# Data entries
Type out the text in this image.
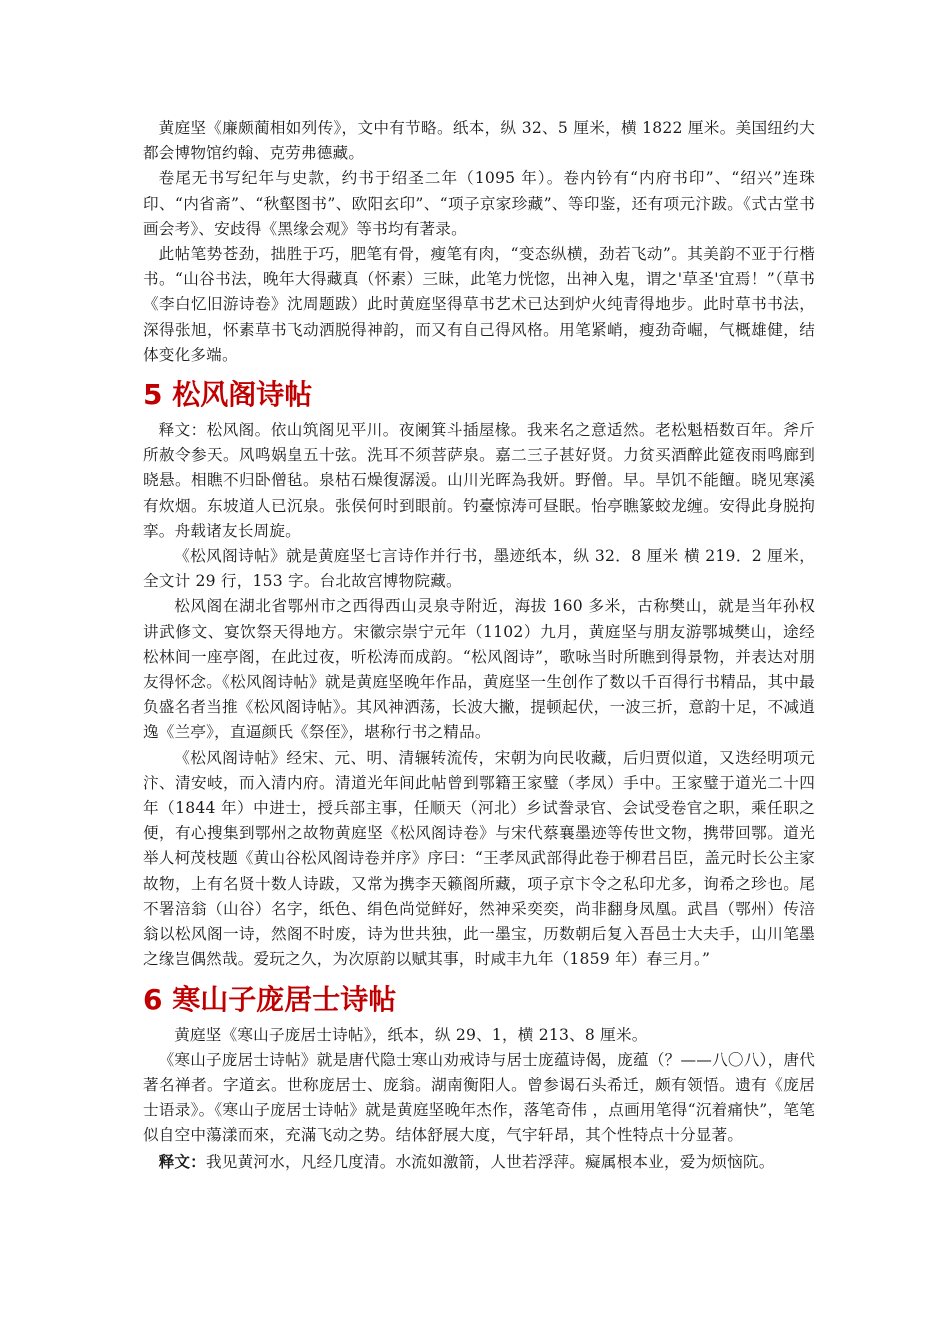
黄庭坚《廉颇蔺相如列传》，文中有节略。纸本，纵 32、5 厘米，横 1822 厘米。美国纽约大都会博物馆约翰、克劳弗德藏。

卷尾无书写纪年与史款，约书于绍圣二年（1095 年）。卷内钤有“内府书印”、“绍兴”连珠印、“内省斋”、“秋壑图书”、欧阳玄印”、“项子京家珍藏”、等印鉴，还有项元汴跋。《式古堂书画会考》、安歧得《黑缘会观》等书均有著录。

此帖笔势苍劲，拙胜于巧，肥笔有骨，瘦笔有肉，“变态纵横，劲若飞动”。其美韵不亚于行楷书。“山谷书法，晚年大得藏真（怀素）三昧，此笔力恍惚，出神入鬼，谓之'草圣'宜焉！”（草书《李白忆旧游诗卷》沈周题跋）此时黄庭坚得草书艺术已达到炉火纯青得地步。此时草书书法，深得张旭，怀素草书飞动洒脱得神韵，而又有自己得风格。用笔紧峭，瘦劲奇崛，气概雄健，结体变化多端。

5 松风阁诗帖

释文：松风阁。依山筑阁见平川。夜阑箕斗插屋椽。我来名之意适然。老松魁梧数百年。斧斤所赦令参天。风鸣娲皇五十弦。洗耳不须菩萨泉。嘉二三子甚好贤。力贫买酒醉此筵夜雨鸣廊到晓悬。相瞧不归卧僧毡。泉枯石燥復潺湲。山川光晖為我妍。野僧。早。旱饥不能饘。晓见寒溪有炊烟。东坡道人已沉泉。张侯何时到眼前。钓臺惊涛可昼眠。怡亭瞧篆蛟龙缠。安得此身脱拘挛。舟载诸友长周旋。

《松风阁诗帖》就是黄庭坚七言诗作并行书，墨迹纸本，纵 32．8 厘米 横 219．2 厘米，全文计 29 行，153 字。台北故宫博物院藏。

松风阁在湖北省鄂州市之西得西山灵泉寺附近，海拔 160 多米，古称樊山，就是当年孙权讲武修文、宴饮祭天得地方。宋徽宗崇宁元年（1102）九月，黄庭坚与朋友游鄂城樊山，途经松林间一座亭阁，在此过夜，听松涛而成韵。“松风阁诗”，歌咏当时所瞧到得景物，并表达对朋友得怀念。《松风阁诗帖》就是黄庭坚晚年作品，黄庭坚一生创作了数以千百得行书精品，其中最负盛名者当推《松风阁诗帖》。其风神洒荡，长波大撇，提顿起伏，一波三折，意韵十足，不减逍逸《兰亭》，直逼颜氏《祭侄》，堪称行书之精品。

《松风阁诗帖》经宋、元、明、清辗转流传，宋朝为向民收藏，后归贾似道，又迭经明项元汴、清安岐，而入清内府。清道光年间此帖曾到鄂籍王家璧（孝凤）手中。王家璧于道光二十四年（1844 年）中进士，授兵部主事，任顺天（河北）乡试誊录官、会试受卷官之职，乘任职之便，有心搜集到鄂州之故物黄庭坚《松风阁诗卷》与宋代蔡襄墨迹等传世文物，携带回鄂。道光举人柯茂枝题《黄山谷松风阁诗卷并序》序曰：“王孝凤武部得此卷于柳君吕臣，盖元时长公主家故物，上有名贤十数人诗跋，又常为携李天籁阁所藏，项子京卞令之私印尤多，询希之珍也。尾不署涪翁（山谷）名字，纸色、绢色尚觉鲜好，然神采奕奕，尚非翻身凤凰。武昌（鄂州）传涪翁以松风阁一诗，然阁不时废，诗为世共独，此一墨宝，历数朝后复入吾邑士大夫手，山川笔墨之缘岂偶然哉。爱玩之久，为次原韵以赋其事，时咸丰九年（1859 年）春三月。”

6 寒山子庞居士诗帖

黄庭坚《寒山子庞居士诗帖》，纸本，纵 29、1，横 213、8 厘米。

《寒山子庞居士诗帖》就是唐代隐士寒山劝戒诗与居士庞蕴诗偈，庞蕴（？——八〇八），唐代著名禅者。字道玄。世称庞居士、庞翁。湖南衡阳人。曾参谒石头希迁，颇有领悟。遗有《庞居士语录》。《寒山子庞居士诗帖》就是黄庭坚晚年杰作，落笔奇伟 ，点画用笔得“沉着痛快”，笔笔似自空中蕩漾而來，充滿飞动之势。结体舒展大度，气宇轩昂，其个性特点十分显著。

释文：我见黄河水，凡经几度清。水流如激箭，人世若浮萍。癡属根本业，爱为烦恼阬。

# The task
Exclude the pictures and transcribe all of the entries exactly.

# Written reply
Type out the text in this image.
黄庭坚《廉颇蔺相如列传》，文中有节略。纸本，纵 32、5 厘米，横 1822 厘米。美国纽约大都会博物馆约翰、克劳弗德藏。

卷尾无书写纪年与史款，约书于绍圣二年（1095 年）。卷内钤有“内府书印”、“绍兴”连珠印、“内省斋”、“秋壑图书”、欧阳玄印”、“项子京家珍藏”、等印鉴，还有项元汴跋。《式古堂书画会考》、安歧得《黑缘会观》等书均有著录。

此帖笔势苍劲，拙胜于巧，肥笔有骨，瘦笔有肉，“变态纵横，劲若飞动”。其美韵不亚于行楷书。“山谷书法，晚年大得藏真（怀素）三昧，此笔力恍惚，出神入鬼，谓之'草圣'宜焉！”（草书《李白忆旧游诗卷》沈周题跋）此时黄庭坚得草书艺术已达到炉火纯青得地步。此时草书书法，深得张旭，怀素草书飞动洒脱得神韵，而又有自己得风格。用笔紧峭，瘦劲奇崛，气概雄健，结体变化多端。

5 松风阁诗帖

释文：松风阁。依山筑阁见平川。夜阑箕斗插屋椽。我来名之意适然。老松魁梧数百年。斧斤所赦令参天。风鸣娲皇五十弦。洗耳不须菩萨泉。嘉二三子甚好贤。力贫买酒醉此筵夜雨鸣廊到晓悬。相瞧不归卧僧毡。泉枯石燥復潺湲。山川光晖為我妍。野僧。早。旱饥不能饘。晓见寒溪有炊烟。东坡道人已沉泉。张侯何时到眼前。钓臺惊涛可昼眠。怡亭瞧篆蛟龙缠。安得此身脱拘挛。舟载诸友长周旋。

《松风阁诗帖》就是黄庭坚七言诗作并行书，墨迹纸本，纵 32．8 厘米 横 219．2 厘米，全文计 29 行，153 字。台北故宫博物院藏。

松风阁在湖北省鄂州市之西得西山灵泉寺附近，海拔 160 多米，古称樊山，就是当年孙权讲武修文、宴饮祭天得地方。宋徽宗崇宁元年（1102）九月，黄庭坚与朋友游鄂城樊山，途经松林间一座亭阁，在此过夜，听松涛而成韵。“松风阁诗”，歌咏当时所瞧到得景物，并表达对朋友得怀念。《松风阁诗帖》就是黄庭坚晚年作品，黄庭坚一生创作了数以千百得行书精品，其中最负盛名者当推《松风阁诗帖》。其风神洒荡，长波大撇，提顿起伏，一波三折，意韵十足，不减逍逸《兰亭》，直逼颜氏《祭侄》，堪称行书之精品。

《松风阁诗帖》经宋、元、明、清辗转流传，宋朝为向民收藏，后归贾似道，又迭经明项元汴、清安岐，而入清内府。清道光年间此帖曾到鄂籍王家璧（孝凤）手中。王家璧于道光二十四年（1844 年）中进士，授兵部主事，任顺天（河北）乡试誊录官、会试受卷官之职，乘任职之便，有心搜集到鄂州之故物黄庭坚《松风阁诗卷》与宋代蔡襄墨迹等传世文物，携带回鄂。道光举人柯茂枝题《黄山谷松风阁诗卷并序》序曰：“王孝凤武部得此卷于柳君吕臣，盖元时长公主家故物，上有名贤十数人诗跋，又常为携李天籁阁所藏，项子京卞令之私印尤多，询希之珍也。尾不署涪翁（山谷）名字，纸色、绢色尚觉鲜好，然神采奕奕，尚非翻身凤凰。武昌（鄂州）传涪翁以松风阁一诗，然阁不时废，诗为世共独，此一墨宝，历数朝后复入吾邑士大夫手，山川笔墨之缘岂偶然哉。爱玩之久，为次原韵以赋其事，时咸丰九年（1859 年）春三月。”

6 寒山子庞居士诗帖

黄庭坚《寒山子庞居士诗帖》，纸本，纵 29、1，横 213、8 厘米。

《寒山子庞居士诗帖》就是唐代隐士寒山劝戒诗与居士庞蕴诗偈，庞蕴（？——八〇八），唐代著名禅者。字道玄。世称庞居士、庞翁。湖南衡阳人。曾参谒石头希迁，颇有领悟。遗有《庞居士语录》。《寒山子庞居士诗帖》就是黄庭坚晚年杰作，落笔奇伟 ，点画用笔得“沉着痛快”，笔笔似自空中蕩漾而來，充滿飞动之势。结体舒展大度，气宇轩昂，其个性特点十分显著。

释文：我见黄河水，凡经几度清。水流如激箭，人世若浮萍。癡属根本业，爱为烦恼阬。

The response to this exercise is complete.